All entries are to be given again verbatim.

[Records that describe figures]
==*==
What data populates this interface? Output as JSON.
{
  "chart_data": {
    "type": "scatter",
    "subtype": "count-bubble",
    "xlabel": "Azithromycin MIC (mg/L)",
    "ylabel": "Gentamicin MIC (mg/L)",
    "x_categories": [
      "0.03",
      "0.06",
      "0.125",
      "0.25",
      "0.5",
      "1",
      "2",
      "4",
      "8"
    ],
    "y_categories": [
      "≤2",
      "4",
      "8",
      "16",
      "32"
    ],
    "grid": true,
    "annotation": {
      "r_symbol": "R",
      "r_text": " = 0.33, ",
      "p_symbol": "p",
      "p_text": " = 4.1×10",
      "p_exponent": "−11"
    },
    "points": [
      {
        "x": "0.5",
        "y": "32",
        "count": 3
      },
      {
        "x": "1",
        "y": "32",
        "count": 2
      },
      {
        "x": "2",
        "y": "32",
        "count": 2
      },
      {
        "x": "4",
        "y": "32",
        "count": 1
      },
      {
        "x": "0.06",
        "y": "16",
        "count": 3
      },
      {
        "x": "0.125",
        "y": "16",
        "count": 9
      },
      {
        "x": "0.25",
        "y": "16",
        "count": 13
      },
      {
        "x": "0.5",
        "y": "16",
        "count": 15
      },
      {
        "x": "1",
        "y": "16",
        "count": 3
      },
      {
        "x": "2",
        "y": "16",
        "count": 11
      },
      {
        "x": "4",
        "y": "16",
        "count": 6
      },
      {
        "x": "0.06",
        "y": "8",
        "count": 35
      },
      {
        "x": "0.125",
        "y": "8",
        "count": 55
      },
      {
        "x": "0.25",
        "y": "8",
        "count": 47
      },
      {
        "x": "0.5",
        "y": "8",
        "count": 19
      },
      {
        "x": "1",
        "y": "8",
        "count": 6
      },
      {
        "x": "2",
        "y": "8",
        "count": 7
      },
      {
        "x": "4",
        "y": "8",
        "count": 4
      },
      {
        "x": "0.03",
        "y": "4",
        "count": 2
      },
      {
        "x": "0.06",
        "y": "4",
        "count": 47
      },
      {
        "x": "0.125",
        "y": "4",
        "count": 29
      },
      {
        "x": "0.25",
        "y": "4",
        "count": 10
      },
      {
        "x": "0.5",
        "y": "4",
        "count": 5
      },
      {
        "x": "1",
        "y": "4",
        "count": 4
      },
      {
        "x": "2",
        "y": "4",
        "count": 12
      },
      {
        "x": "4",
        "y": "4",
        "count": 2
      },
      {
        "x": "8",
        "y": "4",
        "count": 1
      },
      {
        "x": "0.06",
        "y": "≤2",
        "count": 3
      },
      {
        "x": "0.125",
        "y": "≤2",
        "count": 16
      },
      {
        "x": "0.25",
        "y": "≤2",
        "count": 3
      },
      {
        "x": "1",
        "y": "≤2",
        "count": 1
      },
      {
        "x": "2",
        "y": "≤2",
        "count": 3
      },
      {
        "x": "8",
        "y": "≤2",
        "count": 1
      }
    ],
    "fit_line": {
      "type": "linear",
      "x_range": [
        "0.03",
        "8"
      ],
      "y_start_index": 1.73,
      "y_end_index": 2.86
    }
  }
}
==*==
Output for this exercise:
What data populates this interface? Output as JSON.
{
  "chart_data": {
    "type": "scatter",
    "subtype": "count-bubble",
    "xlabel": "Azithromycin MIC (mg/L)",
    "ylabel": "Gentamicin MIC (mg/L)",
    "x_categories": [
      "0.03",
      "0.06",
      "0.125",
      "0.25",
      "0.5",
      "1",
      "2",
      "4",
      "8"
    ],
    "y_categories": [
      "≤2",
      "4",
      "8",
      "16",
      "32"
    ],
    "grid": true,
    "annotation": {
      "r_symbol": "R",
      "r_text": " = 0.33, ",
      "p_symbol": "p",
      "p_text": " = 4.1×10",
      "p_exponent": "−11"
    },
    "points": [
      {
        "x": "0.5",
        "y": "32",
        "count": 3
      },
      {
        "x": "1",
        "y": "32",
        "count": 2
      },
      {
        "x": "2",
        "y": "32",
        "count": 2
      },
      {
        "x": "4",
        "y": "32",
        "count": 1
      },
      {
        "x": "0.06",
        "y": "16",
        "count": 3
      },
      {
        "x": "0.125",
        "y": "16",
        "count": 9
      },
      {
        "x": "0.25",
        "y": "16",
        "count": 13
      },
      {
        "x": "0.5",
        "y": "16",
        "count": 15
      },
      {
        "x": "1",
        "y": "16",
        "count": 3
      },
      {
        "x": "2",
        "y": "16",
        "count": 11
      },
      {
        "x": "4",
        "y": "16",
        "count": 6
      },
      {
        "x": "0.06",
        "y": "8",
        "count": 35
      },
      {
        "x": "0.125",
        "y": "8",
        "count": 55
      },
      {
        "x": "0.25",
        "y": "8",
        "count": 47
      },
      {
        "x": "0.5",
        "y": "8",
        "count": 19
      },
      {
        "x": "1",
        "y": "8",
        "count": 6
      },
      {
        "x": "2",
        "y": "8",
        "count": 7
      },
      {
        "x": "4",
        "y": "8",
        "count": 4
      },
      {
        "x": "0.03",
        "y": "4",
        "count": 2
      },
      {
        "x": "0.06",
        "y": "4",
        "count": 47
      },
      {
        "x": "0.125",
        "y": "4",
        "count": 29
      },
      {
        "x": "0.25",
        "y": "4",
        "count": 10
      },
      {
        "x": "0.5",
        "y": "4",
        "count": 5
      },
      {
        "x": "1",
        "y": "4",
        "count": 4
      },
      {
        "x": "2",
        "y": "4",
        "count": 12
      },
      {
        "x": "4",
        "y": "4",
        "count": 2
      },
      {
        "x": "8",
        "y": "4",
        "count": 1
      },
      {
        "x": "0.06",
        "y": "≤2",
        "count": 3
      },
      {
        "x": "0.125",
        "y": "≤2",
        "count": 16
      },
      {
        "x": "0.25",
        "y": "≤2",
        "count": 3
      },
      {
        "x": "1",
        "y": "≤2",
        "count": 1
      },
      {
        "x": "2",
        "y": "≤2",
        "count": 3
      },
      {
        "x": "8",
        "y": "≤2",
        "count": 1
      }
    ],
    "fit_line": {
      "type": "linear",
      "x_range": [
        "0.03",
        "8"
      ],
      "y_start_index": 1.73,
      "y_end_index": 2.86
    }
  }
}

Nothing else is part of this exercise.